Output every entry exactly as written.

---------- SUPPLIED INFORMATION ----------

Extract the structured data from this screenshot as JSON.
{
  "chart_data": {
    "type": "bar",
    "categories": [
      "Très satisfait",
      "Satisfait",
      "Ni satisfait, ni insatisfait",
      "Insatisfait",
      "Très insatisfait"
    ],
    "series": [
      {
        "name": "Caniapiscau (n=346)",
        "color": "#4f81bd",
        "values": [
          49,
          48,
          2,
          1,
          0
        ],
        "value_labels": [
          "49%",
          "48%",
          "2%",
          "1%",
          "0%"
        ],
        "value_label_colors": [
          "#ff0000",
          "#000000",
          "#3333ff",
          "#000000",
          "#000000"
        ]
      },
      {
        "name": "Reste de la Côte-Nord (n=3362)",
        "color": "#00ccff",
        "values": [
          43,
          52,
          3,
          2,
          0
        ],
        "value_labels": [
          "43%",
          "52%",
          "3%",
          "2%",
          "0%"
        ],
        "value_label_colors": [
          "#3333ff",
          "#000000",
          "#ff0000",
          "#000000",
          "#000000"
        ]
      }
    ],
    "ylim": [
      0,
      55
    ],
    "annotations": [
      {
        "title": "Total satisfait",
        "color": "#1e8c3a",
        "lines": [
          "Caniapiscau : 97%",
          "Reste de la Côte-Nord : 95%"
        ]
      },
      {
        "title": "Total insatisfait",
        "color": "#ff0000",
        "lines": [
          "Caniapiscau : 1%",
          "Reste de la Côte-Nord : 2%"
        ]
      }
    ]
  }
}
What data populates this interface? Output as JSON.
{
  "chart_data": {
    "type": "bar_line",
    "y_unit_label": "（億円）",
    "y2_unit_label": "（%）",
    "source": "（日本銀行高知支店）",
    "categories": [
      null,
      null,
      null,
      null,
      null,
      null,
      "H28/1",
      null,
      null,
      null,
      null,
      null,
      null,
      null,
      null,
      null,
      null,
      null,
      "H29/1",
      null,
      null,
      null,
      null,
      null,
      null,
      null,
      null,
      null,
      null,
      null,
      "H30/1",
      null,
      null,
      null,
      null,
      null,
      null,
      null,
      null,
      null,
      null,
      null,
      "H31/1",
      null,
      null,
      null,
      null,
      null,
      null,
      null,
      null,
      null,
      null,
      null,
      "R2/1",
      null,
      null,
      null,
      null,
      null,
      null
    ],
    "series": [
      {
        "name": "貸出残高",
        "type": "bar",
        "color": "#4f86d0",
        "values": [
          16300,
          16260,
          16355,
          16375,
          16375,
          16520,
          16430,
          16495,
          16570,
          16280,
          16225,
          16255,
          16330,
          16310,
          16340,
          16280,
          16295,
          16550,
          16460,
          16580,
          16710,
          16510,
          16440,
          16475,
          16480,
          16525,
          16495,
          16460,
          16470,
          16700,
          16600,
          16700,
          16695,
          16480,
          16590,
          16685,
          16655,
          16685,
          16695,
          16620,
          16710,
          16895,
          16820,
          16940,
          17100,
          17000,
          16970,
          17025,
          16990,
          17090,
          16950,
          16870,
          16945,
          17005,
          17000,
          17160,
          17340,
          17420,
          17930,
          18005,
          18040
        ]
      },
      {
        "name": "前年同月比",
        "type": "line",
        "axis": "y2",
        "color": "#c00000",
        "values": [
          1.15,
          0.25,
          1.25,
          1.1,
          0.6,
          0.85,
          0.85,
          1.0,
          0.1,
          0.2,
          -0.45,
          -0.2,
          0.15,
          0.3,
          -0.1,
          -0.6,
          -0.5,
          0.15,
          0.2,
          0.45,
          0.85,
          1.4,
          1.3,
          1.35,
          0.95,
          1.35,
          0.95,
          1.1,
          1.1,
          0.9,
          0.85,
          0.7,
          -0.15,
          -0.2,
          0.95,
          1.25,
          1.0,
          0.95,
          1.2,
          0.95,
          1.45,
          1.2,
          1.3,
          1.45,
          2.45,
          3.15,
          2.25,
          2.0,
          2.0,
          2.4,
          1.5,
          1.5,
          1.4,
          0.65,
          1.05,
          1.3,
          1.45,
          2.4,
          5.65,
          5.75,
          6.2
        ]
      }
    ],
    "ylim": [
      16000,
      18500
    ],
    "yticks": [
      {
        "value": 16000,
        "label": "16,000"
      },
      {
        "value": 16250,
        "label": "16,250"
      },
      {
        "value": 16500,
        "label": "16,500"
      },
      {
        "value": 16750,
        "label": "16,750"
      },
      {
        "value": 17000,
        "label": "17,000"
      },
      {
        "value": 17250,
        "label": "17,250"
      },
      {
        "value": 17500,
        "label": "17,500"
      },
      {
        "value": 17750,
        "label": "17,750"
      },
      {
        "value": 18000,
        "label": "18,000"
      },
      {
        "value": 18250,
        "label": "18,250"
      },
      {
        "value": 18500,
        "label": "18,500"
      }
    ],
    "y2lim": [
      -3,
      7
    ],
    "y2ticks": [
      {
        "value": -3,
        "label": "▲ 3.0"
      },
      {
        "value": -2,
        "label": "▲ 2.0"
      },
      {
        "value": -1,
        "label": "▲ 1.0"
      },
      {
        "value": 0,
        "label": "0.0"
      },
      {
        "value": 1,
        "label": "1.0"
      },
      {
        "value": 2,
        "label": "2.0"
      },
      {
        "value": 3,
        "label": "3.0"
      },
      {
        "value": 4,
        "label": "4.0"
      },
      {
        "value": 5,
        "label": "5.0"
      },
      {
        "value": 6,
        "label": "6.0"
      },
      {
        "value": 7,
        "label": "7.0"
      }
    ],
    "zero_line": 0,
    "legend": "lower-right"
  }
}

----------

_OUTPUT FOR THIS TASK_:
Extract the structured data from this screenshot as JSON.
{
  "chart_data": {
    "type": "bar",
    "categories": [
      "Très satisfait",
      "Satisfait",
      "Ni satisfait, ni insatisfait",
      "Insatisfait",
      "Très insatisfait"
    ],
    "series": [
      {
        "name": "Caniapiscau (n=346)",
        "color": "#4f81bd",
        "values": [
          49,
          48,
          2,
          1,
          0
        ],
        "value_labels": [
          "49%",
          "48%",
          "2%",
          "1%",
          "0%"
        ],
        "value_label_colors": [
          "#ff0000",
          "#000000",
          "#3333ff",
          "#000000",
          "#000000"
        ]
      },
      {
        "name": "Reste de la Côte-Nord (n=3362)",
        "color": "#00ccff",
        "values": [
          43,
          52,
          3,
          2,
          0
        ],
        "value_labels": [
          "43%",
          "52%",
          "3%",
          "2%",
          "0%"
        ],
        "value_label_colors": [
          "#3333ff",
          "#000000",
          "#ff0000",
          "#000000",
          "#000000"
        ]
      }
    ],
    "ylim": [
      0,
      55
    ],
    "annotations": [
      {
        "title": "Total satisfait",
        "color": "#1e8c3a",
        "lines": [
          "Caniapiscau : 97%",
          "Reste de la Côte-Nord : 95%"
        ]
      },
      {
        "title": "Total insatisfait",
        "color": "#ff0000",
        "lines": [
          "Caniapiscau : 1%",
          "Reste de la Côte-Nord : 2%"
        ]
      }
    ]
  }
}
What data populates this interface? Output as JSON.
{
  "chart_data": {
    "type": "bar_line",
    "y_unit_label": "（億円）",
    "y2_unit_label": "（%）",
    "source": "（日本銀行高知支店）",
    "categories": [
      null,
      null,
      null,
      null,
      null,
      null,
      "H28/1",
      null,
      null,
      null,
      null,
      null,
      null,
      null,
      null,
      null,
      null,
      null,
      "H29/1",
      null,
      null,
      null,
      null,
      null,
      null,
      null,
      null,
      null,
      null,
      null,
      "H30/1",
      null,
      null,
      null,
      null,
      null,
      null,
      null,
      null,
      null,
      null,
      null,
      "H31/1",
      null,
      null,
      null,
      null,
      null,
      null,
      null,
      null,
      null,
      null,
      null,
      "R2/1",
      null,
      null,
      null,
      null,
      null,
      null
    ],
    "series": [
      {
        "name": "貸出残高",
        "type": "bar",
        "color": "#4f86d0",
        "values": [
          16300,
          16260,
          16355,
          16375,
          16375,
          16520,
          16430,
          16495,
          16570,
          16280,
          16225,
          16255,
          16330,
          16310,
          16340,
          16280,
          16295,
          16550,
          16460,
          16580,
          16710,
          16510,
          16440,
          16475,
          16480,
          16525,
          16495,
          16460,
          16470,
          16700,
          16600,
          16700,
          16695,
          16480,
          16590,
          16685,
          16655,
          16685,
          16695,
          16620,
          16710,
          16895,
          16820,
          16940,
          17100,
          17000,
          16970,
          17025,
          16990,
          17090,
          16950,
          16870,
          16945,
          17005,
          17000,
          17160,
          17340,
          17420,
          17930,
          18005,
          18040
        ]
      },
      {
        "name": "前年同月比",
        "type": "line",
        "axis": "y2",
        "color": "#c00000",
        "values": [
          1.15,
          0.25,
          1.25,
          1.1,
          0.6,
          0.85,
          0.85,
          1.0,
          0.1,
          0.2,
          -0.45,
          -0.2,
          0.15,
          0.3,
          -0.1,
          -0.6,
          -0.5,
          0.15,
          0.2,
          0.45,
          0.85,
          1.4,
          1.3,
          1.35,
          0.95,
          1.35,
          0.95,
          1.1,
          1.1,
          0.9,
          0.85,
          0.7,
          -0.15,
          -0.2,
          0.95,
          1.25,
          1.0,
          0.95,
          1.2,
          0.95,
          1.45,
          1.2,
          1.3,
          1.45,
          2.45,
          3.15,
          2.25,
          2.0,
          2.0,
          2.4,
          1.5,
          1.5,
          1.4,
          0.65,
          1.05,
          1.3,
          1.45,
          2.4,
          5.65,
          5.75,
          6.2
        ]
      }
    ],
    "ylim": [
      16000,
      18500
    ],
    "yticks": [
      {
        "value": 16000,
        "label": "16,000"
      },
      {
        "value": 16250,
        "label": "16,250"
      },
      {
        "value": 16500,
        "label": "16,500"
      },
      {
        "value": 16750,
        "label": "16,750"
      },
      {
        "value": 17000,
        "label": "17,000"
      },
      {
        "value": 17250,
        "label": "17,250"
      },
      {
        "value": 17500,
        "label": "17,500"
      },
      {
        "value": 17750,
        "label": "17,750"
      },
      {
        "value": 18000,
        "label": "18,000"
      },
      {
        "value": 18250,
        "label": "18,250"
      },
      {
        "value": 18500,
        "label": "18,500"
      }
    ],
    "y2lim": [
      -3,
      7
    ],
    "y2ticks": [
      {
        "value": -3,
        "label": "▲ 3.0"
      },
      {
        "value": -2,
        "label": "▲ 2.0"
      },
      {
        "value": -1,
        "label": "▲ 1.0"
      },
      {
        "value": 0,
        "label": "0.0"
      },
      {
        "value": 1,
        "label": "1.0"
      },
      {
        "value": 2,
        "label": "2.0"
      },
      {
        "value": 3,
        "label": "3.0"
      },
      {
        "value": 4,
        "label": "4.0"
      },
      {
        "value": 5,
        "label": "5.0"
      },
      {
        "value": 6,
        "label": "6.0"
      },
      {
        "value": 7,
        "label": "7.0"
      }
    ],
    "zero_line": 0,
    "legend": "lower-right"
  }
}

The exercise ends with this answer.